_THE EXERCISE:_
Pick out all lines with the word "baseline" from the records that follow.

_MATERIAL:_
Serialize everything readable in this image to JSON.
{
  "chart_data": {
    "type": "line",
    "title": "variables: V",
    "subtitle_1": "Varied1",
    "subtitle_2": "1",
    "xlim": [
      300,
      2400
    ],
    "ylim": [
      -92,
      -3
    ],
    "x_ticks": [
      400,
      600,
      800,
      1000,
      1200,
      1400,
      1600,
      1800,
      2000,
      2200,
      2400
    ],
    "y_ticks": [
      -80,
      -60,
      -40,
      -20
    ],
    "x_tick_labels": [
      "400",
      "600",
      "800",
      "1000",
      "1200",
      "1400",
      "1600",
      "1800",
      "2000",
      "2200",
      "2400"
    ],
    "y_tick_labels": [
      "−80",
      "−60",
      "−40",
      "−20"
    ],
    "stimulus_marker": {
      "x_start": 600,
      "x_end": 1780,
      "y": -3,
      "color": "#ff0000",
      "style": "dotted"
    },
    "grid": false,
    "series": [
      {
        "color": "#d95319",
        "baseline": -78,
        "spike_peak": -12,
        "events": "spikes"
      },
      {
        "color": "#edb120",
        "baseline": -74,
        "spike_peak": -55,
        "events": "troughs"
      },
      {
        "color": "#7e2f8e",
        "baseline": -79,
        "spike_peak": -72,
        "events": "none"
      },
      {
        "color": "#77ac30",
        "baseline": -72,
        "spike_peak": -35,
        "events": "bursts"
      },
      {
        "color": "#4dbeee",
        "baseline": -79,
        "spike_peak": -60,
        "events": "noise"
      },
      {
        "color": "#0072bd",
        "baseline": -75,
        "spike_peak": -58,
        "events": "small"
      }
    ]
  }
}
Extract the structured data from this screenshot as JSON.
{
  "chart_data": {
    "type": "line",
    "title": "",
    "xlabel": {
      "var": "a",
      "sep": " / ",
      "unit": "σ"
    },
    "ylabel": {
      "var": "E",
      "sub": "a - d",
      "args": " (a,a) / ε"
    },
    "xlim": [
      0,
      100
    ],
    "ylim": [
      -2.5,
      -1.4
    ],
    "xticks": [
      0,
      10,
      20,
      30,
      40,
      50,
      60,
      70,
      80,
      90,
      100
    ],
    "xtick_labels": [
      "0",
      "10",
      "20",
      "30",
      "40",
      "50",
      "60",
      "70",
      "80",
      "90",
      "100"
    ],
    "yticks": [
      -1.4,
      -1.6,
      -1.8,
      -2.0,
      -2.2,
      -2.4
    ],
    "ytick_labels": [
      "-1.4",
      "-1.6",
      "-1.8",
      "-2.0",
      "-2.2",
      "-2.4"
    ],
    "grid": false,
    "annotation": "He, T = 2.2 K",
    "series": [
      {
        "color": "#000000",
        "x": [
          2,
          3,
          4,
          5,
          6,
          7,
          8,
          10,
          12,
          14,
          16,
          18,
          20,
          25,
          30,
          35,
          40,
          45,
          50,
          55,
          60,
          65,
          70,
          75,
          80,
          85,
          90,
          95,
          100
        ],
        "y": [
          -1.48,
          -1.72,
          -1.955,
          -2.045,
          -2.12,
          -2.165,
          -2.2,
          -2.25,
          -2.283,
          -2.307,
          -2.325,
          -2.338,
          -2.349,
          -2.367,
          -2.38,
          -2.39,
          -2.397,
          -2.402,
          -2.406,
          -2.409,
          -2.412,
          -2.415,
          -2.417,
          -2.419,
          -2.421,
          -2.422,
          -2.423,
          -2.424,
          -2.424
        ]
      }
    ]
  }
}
--
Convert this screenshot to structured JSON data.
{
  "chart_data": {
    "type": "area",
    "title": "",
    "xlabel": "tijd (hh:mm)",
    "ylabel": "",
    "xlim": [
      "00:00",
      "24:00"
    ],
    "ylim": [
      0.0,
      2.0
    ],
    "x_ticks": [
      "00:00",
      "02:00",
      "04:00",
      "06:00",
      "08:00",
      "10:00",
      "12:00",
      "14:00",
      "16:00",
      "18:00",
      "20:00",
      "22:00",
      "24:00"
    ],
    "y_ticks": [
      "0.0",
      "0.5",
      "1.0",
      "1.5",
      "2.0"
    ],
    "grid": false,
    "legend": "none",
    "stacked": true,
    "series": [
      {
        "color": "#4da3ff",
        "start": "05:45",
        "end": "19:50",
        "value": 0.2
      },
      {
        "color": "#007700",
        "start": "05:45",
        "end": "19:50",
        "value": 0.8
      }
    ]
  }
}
--
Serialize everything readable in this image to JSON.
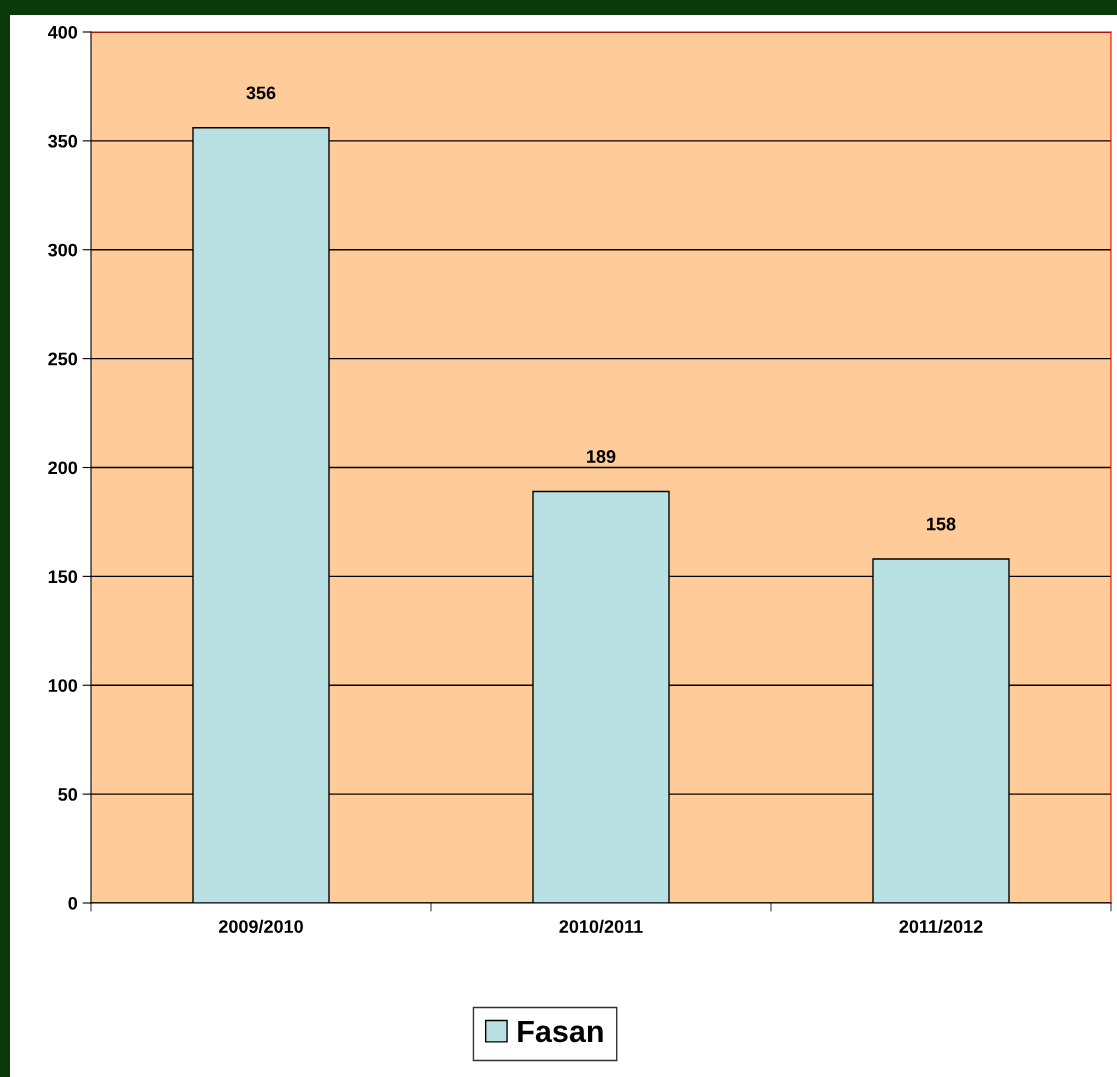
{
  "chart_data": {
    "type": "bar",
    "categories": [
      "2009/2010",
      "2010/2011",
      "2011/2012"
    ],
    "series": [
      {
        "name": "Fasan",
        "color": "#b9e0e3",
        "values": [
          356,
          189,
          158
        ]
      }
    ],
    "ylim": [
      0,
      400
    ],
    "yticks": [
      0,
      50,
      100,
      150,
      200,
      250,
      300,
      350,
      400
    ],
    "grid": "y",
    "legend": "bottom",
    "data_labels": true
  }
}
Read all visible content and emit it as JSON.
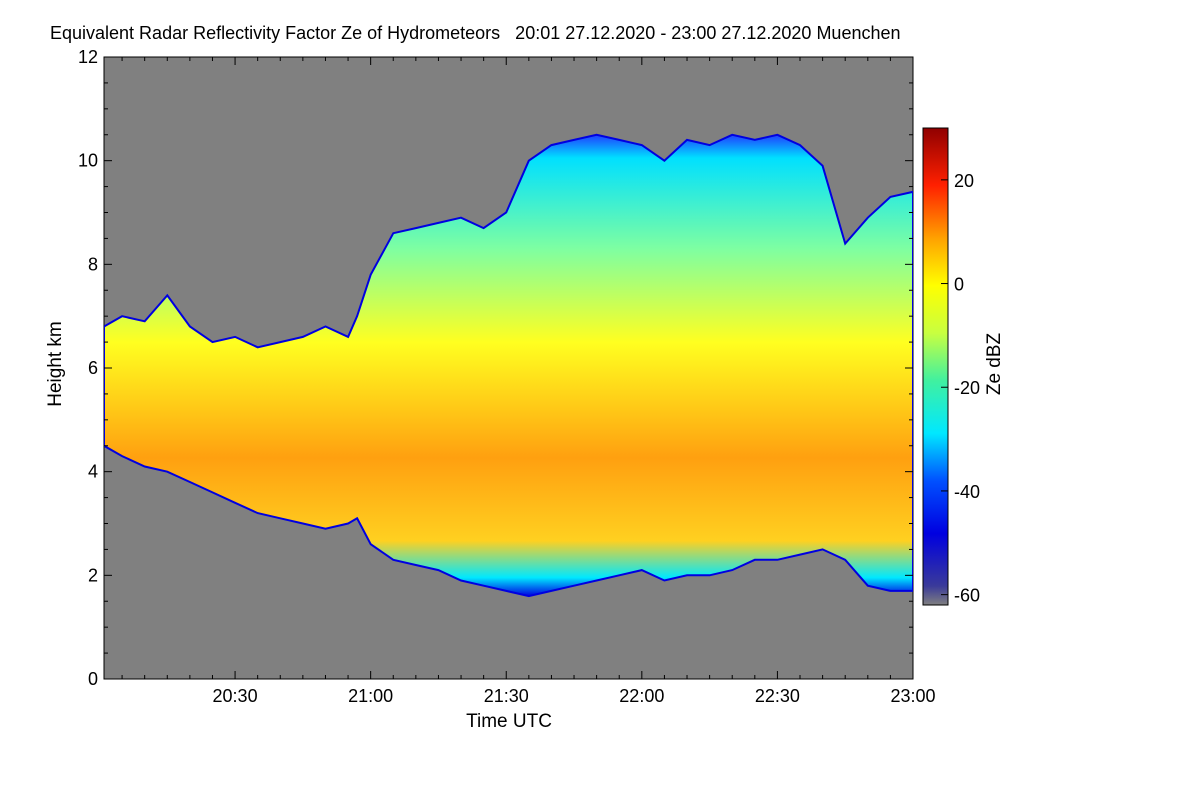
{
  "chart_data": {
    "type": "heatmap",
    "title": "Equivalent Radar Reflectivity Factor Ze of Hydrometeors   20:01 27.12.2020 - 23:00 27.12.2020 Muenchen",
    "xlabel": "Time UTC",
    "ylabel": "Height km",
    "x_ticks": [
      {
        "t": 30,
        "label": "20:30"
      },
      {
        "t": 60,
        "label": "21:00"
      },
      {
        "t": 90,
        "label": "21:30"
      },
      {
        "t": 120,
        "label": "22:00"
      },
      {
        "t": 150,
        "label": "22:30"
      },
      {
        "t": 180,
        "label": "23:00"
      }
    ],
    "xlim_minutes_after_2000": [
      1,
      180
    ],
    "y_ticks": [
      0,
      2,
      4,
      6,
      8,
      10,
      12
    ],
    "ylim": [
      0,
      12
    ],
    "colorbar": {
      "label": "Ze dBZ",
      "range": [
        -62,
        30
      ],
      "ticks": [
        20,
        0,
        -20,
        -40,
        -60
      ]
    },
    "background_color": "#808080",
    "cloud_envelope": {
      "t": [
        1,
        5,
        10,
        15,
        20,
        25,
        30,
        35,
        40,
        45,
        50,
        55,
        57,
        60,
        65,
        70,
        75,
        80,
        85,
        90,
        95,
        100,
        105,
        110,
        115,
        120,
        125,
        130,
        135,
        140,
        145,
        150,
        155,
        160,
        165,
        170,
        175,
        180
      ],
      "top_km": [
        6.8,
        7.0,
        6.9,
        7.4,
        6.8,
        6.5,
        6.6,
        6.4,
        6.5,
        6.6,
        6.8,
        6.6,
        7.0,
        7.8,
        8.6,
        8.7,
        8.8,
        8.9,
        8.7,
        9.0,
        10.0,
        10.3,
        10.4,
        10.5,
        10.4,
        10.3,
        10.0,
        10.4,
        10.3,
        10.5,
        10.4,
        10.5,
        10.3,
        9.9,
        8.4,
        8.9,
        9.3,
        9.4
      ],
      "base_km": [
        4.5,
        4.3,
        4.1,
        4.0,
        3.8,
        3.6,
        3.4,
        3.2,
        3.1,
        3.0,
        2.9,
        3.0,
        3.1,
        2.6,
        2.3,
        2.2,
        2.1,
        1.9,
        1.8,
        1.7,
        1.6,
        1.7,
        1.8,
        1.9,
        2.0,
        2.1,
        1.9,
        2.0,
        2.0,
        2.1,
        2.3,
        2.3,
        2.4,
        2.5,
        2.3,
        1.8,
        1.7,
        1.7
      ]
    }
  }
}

_PROBLEM SOLUTION:_
        "baseline": -78,
        "baseline": -74,
        "baseline": -79,
        "baseline": -72,
        "baseline": -79,
        "baseline": -75,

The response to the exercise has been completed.